Problem details
Using the records that follow, copy every line containing the word "kind".

Given data
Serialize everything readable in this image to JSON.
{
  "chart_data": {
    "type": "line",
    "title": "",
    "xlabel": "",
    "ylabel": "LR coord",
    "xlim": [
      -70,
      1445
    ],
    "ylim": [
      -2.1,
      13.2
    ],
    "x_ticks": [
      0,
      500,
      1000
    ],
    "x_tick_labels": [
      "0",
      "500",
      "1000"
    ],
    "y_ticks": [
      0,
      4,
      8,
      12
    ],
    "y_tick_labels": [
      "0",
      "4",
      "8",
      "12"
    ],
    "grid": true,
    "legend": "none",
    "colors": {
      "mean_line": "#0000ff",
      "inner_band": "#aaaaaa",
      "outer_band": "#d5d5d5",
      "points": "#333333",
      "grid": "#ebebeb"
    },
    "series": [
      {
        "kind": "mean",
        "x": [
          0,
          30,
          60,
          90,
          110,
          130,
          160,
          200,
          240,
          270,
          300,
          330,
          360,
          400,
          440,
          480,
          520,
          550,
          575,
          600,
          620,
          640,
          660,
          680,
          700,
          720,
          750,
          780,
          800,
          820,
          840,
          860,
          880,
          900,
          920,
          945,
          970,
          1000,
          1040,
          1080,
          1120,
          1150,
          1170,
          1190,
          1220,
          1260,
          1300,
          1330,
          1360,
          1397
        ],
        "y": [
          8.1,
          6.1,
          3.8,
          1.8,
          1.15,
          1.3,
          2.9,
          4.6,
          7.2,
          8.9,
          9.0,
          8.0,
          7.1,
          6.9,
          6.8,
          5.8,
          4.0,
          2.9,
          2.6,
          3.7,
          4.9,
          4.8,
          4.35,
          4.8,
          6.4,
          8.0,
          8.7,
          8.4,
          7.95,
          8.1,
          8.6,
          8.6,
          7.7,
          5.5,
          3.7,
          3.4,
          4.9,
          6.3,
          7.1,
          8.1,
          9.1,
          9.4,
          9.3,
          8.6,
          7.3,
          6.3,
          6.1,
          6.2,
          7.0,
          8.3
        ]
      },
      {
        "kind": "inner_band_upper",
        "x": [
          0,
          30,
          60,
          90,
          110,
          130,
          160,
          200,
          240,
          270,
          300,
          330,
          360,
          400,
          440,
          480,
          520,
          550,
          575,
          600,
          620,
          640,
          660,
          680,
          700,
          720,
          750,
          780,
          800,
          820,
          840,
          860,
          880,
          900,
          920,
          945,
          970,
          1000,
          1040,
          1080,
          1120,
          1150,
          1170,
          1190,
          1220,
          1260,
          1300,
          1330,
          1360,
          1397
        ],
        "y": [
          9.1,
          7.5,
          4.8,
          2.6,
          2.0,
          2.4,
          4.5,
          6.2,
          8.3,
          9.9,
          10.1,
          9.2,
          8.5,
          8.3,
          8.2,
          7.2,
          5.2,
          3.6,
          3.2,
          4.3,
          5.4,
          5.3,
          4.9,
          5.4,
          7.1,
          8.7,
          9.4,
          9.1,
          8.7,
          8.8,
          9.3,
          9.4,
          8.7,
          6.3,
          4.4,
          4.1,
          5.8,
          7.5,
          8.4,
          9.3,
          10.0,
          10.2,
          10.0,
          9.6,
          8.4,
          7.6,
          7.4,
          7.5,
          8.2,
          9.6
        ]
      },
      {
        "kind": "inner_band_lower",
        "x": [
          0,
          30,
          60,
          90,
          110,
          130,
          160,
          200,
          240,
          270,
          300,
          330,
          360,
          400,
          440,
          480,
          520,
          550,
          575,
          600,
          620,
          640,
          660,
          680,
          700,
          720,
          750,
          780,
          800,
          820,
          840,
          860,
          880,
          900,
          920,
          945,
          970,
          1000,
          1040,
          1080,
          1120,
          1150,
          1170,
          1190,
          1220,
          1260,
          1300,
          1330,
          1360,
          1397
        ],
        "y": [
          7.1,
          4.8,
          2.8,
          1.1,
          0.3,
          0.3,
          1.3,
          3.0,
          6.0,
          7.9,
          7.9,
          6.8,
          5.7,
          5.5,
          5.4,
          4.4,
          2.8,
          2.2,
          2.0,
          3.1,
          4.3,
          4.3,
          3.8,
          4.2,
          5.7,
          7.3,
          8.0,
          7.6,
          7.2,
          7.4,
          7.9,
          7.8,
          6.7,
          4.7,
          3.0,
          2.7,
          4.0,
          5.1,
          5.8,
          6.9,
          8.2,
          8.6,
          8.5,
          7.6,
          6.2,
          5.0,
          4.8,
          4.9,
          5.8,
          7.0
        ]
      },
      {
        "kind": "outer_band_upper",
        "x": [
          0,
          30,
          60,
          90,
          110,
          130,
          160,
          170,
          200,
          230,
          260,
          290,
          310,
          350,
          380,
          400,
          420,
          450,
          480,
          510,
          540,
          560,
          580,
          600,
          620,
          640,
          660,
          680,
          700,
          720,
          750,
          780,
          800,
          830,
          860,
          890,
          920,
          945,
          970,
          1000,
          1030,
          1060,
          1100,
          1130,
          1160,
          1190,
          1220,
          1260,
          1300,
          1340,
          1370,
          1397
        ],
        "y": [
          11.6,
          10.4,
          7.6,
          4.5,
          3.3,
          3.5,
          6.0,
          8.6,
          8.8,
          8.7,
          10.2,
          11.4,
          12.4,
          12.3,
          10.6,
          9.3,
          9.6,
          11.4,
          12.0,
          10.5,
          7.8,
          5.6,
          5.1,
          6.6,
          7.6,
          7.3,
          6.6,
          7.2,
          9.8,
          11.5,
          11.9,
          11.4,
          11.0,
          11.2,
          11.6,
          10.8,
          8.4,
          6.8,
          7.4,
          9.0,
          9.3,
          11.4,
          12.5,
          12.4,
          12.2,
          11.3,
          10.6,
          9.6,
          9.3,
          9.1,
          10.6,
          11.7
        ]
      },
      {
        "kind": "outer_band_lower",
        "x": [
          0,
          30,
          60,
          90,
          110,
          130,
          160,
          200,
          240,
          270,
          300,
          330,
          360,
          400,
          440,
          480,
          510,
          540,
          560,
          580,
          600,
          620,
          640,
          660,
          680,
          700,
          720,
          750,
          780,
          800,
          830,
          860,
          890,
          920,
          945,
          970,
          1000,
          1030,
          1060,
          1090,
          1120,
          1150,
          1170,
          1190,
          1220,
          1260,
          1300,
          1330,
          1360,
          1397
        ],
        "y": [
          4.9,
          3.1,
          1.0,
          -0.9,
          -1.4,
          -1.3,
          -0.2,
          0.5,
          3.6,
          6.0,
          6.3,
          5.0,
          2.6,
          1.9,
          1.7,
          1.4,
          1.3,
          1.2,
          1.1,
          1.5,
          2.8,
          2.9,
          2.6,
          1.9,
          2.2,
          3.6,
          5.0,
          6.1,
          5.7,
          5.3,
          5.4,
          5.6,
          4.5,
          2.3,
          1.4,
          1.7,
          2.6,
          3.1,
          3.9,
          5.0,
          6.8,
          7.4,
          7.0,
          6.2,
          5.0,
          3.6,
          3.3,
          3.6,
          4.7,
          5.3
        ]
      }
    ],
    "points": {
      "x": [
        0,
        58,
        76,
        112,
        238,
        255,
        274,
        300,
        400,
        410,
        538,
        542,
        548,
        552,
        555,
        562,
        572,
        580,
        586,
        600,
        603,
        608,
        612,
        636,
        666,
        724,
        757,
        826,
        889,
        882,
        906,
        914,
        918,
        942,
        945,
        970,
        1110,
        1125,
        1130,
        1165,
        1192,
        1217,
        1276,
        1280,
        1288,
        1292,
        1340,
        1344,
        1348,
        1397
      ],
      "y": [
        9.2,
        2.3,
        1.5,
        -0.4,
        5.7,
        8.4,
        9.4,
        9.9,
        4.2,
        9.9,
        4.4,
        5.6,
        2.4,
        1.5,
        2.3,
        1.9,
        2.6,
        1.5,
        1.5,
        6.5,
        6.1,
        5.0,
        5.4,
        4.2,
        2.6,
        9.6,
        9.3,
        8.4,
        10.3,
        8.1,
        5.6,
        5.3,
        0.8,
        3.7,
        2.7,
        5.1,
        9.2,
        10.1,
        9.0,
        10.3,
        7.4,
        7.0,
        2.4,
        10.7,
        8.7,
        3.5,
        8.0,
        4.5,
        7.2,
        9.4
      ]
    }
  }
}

Response to the exercise
        "kind": "mean",
        "kind": "inner_band_upper",
        "kind": "inner_band_lower",
        "kind": "outer_band_upper",
        "kind": "outer_band_lower",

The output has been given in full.